### [GOAL]
Reproduce each line from the records that holds "Read".

### [DATA EXCERPTS]
○ ○ ○ ○ ○

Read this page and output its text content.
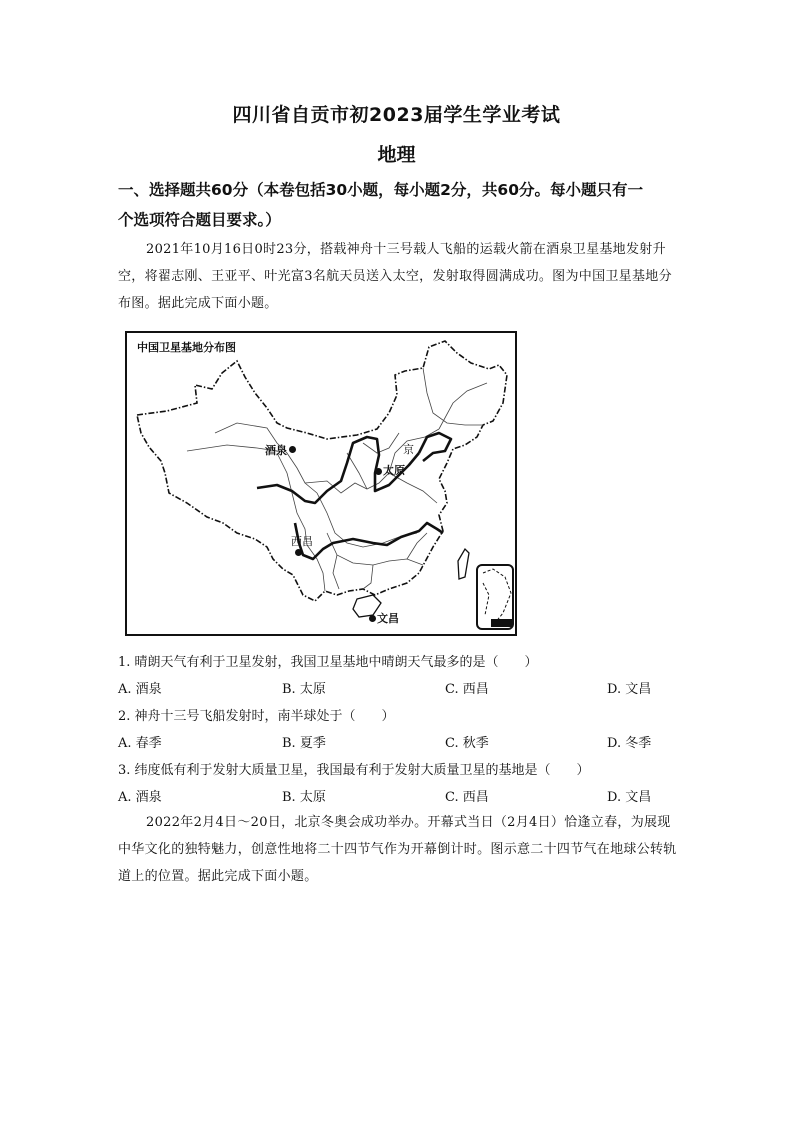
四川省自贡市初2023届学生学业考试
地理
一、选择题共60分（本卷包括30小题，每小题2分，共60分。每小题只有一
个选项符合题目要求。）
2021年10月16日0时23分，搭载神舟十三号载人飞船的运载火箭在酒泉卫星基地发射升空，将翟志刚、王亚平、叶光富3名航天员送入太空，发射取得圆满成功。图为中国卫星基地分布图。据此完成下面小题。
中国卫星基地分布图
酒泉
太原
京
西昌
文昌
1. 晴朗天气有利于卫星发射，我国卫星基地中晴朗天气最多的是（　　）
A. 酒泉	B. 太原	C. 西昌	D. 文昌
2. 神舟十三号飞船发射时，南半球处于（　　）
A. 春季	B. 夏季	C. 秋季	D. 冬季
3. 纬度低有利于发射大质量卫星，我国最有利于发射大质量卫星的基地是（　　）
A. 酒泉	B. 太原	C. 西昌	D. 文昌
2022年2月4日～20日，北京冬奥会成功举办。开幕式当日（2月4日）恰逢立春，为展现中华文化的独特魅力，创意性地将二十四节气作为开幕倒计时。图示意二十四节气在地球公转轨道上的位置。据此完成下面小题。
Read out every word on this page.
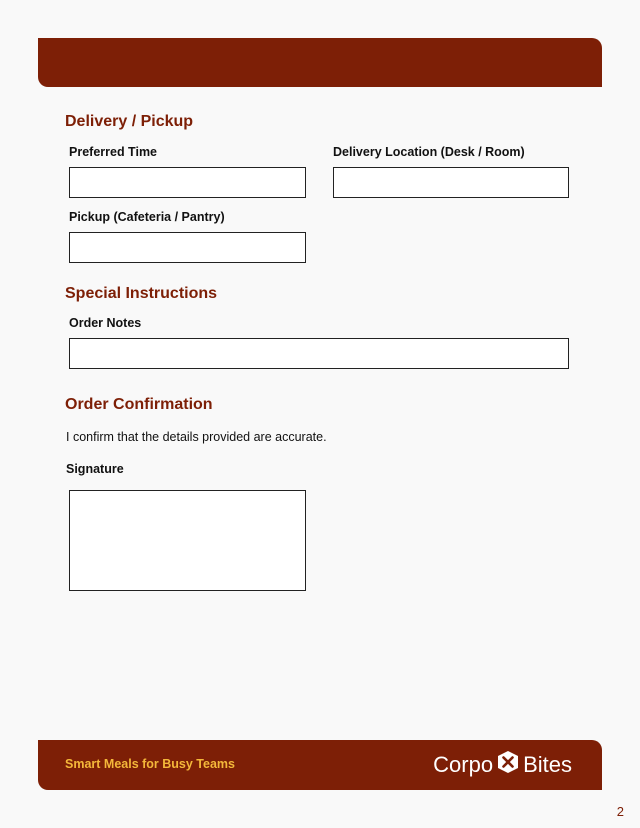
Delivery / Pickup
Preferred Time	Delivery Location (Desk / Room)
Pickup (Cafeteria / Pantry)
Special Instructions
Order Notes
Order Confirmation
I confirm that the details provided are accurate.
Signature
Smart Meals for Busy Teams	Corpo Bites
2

○ ○ ○ ○ ○

### [THE COMPLETED TASK]
Read this page and output its text content.
Read out every word on this page.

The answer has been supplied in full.